- [The exercise]:
Convert the material below, from its first line through the line containing "calendar-cell: 17 Sunrise: 5:22" inclusive, into a JSON list of strings with one string per line and blank lines left out.

>> begin Information shown

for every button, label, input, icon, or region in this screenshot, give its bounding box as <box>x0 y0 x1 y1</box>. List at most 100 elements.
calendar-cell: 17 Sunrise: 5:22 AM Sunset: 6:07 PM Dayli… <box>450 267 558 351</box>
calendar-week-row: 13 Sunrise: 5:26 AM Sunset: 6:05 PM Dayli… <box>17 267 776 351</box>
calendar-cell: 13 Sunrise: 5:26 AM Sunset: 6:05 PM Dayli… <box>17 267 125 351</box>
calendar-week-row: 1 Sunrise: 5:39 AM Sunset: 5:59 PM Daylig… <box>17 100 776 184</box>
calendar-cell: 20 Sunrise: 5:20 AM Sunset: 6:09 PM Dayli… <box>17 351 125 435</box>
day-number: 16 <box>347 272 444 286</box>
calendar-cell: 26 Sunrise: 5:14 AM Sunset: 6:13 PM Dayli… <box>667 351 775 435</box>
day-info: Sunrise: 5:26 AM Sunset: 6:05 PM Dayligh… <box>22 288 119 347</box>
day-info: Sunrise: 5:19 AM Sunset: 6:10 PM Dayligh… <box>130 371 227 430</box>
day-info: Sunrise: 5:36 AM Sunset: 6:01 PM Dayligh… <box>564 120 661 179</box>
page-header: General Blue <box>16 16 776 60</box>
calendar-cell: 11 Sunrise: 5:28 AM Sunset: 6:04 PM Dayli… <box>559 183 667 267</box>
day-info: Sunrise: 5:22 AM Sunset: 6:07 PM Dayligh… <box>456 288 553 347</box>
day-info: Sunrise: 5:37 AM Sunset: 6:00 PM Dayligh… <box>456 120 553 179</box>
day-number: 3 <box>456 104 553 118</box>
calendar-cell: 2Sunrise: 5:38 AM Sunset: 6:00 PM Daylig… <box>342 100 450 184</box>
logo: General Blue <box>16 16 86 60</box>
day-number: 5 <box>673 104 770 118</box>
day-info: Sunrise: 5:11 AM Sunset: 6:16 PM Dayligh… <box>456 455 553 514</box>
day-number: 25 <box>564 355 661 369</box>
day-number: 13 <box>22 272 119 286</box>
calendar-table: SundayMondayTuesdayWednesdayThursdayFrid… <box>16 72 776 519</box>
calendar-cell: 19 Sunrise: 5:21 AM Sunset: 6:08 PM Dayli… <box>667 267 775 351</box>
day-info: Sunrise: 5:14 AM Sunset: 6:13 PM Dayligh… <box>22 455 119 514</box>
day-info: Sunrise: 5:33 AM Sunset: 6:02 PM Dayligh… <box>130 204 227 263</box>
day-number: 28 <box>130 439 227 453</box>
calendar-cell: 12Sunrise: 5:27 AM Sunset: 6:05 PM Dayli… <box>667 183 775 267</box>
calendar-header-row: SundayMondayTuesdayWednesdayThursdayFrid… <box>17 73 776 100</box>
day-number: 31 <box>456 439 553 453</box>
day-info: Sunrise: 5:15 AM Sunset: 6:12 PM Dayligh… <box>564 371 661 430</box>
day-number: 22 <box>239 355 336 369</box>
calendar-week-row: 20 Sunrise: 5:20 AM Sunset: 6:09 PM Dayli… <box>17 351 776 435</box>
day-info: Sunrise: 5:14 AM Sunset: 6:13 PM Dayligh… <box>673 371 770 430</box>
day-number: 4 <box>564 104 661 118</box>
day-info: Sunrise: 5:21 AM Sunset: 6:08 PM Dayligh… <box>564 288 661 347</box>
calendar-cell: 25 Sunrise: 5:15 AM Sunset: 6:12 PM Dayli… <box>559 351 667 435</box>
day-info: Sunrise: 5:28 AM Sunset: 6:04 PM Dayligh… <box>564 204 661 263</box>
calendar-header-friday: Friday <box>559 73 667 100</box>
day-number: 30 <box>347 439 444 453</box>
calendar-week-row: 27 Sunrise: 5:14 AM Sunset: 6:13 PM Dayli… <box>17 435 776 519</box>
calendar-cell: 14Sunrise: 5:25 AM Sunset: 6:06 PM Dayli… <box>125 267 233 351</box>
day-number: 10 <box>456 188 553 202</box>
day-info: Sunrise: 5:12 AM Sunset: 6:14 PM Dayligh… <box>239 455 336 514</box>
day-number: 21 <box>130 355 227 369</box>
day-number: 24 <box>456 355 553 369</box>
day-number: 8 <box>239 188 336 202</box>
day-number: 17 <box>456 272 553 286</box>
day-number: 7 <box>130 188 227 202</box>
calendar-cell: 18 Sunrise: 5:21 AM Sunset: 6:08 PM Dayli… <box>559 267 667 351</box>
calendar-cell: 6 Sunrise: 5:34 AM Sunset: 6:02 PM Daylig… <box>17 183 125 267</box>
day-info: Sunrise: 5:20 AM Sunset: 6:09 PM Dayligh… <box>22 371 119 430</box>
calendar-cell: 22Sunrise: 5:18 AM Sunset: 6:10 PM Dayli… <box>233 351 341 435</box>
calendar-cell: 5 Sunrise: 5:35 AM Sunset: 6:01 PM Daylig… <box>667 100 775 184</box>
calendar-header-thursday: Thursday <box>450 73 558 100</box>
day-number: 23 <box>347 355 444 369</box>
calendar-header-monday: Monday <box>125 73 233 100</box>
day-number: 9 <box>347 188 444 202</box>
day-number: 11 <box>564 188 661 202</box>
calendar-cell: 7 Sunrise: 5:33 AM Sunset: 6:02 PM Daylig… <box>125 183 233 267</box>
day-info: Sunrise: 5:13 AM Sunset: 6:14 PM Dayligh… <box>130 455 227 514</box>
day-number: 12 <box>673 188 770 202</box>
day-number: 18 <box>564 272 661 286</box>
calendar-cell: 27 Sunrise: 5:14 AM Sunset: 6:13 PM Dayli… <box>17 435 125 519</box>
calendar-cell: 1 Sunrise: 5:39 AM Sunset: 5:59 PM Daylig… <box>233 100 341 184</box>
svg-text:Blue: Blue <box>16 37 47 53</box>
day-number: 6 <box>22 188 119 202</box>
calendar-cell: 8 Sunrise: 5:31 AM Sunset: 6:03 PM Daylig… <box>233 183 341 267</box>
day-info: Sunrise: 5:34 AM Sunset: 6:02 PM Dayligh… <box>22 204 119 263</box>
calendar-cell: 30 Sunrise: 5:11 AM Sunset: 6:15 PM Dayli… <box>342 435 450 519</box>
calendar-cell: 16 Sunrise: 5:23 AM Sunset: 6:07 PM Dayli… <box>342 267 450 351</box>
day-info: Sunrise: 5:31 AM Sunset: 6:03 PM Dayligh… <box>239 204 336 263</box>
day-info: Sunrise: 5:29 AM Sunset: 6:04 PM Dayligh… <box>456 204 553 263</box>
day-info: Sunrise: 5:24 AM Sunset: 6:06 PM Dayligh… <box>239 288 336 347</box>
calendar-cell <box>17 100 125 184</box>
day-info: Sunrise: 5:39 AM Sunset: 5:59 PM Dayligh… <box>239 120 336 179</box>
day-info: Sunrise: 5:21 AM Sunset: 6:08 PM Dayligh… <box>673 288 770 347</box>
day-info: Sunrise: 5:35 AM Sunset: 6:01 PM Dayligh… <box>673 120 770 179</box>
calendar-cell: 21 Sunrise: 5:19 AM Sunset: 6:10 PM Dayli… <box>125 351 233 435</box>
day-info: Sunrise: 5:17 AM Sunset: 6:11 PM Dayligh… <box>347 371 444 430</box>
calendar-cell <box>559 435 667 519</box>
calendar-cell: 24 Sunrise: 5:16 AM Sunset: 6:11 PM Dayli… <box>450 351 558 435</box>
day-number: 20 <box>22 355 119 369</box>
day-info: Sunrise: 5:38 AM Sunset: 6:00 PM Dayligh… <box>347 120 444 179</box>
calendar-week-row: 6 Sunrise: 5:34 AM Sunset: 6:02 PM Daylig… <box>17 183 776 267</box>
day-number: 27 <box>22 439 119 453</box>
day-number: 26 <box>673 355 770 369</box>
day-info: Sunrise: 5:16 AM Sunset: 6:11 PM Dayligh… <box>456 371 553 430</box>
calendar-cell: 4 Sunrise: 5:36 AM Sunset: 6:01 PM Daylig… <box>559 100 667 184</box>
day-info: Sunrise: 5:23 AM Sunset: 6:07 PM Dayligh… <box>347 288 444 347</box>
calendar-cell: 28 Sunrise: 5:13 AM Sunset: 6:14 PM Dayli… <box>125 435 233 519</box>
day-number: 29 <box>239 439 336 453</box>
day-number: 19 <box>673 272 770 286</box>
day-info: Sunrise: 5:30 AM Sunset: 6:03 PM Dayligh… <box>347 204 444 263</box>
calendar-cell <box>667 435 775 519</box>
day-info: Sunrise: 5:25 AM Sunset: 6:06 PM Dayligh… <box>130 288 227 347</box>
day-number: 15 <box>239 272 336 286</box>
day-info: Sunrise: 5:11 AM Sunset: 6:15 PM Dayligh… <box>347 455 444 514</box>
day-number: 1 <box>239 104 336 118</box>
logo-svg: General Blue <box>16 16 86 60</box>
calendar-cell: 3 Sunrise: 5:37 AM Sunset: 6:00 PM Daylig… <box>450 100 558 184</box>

>> end Information shown

- [Answer to this exercise]:
[
  "for every button, label, input, icon, or region in this screenshot, give its bounding box as <box>x0 y0 x1 y1</box>. List at most 100 elements.",
  "calendar-cell: 17 Sunrise: 5:22 AM Sunset: 6:07 PM Dayli… <box>450 267 558 351</box>"
]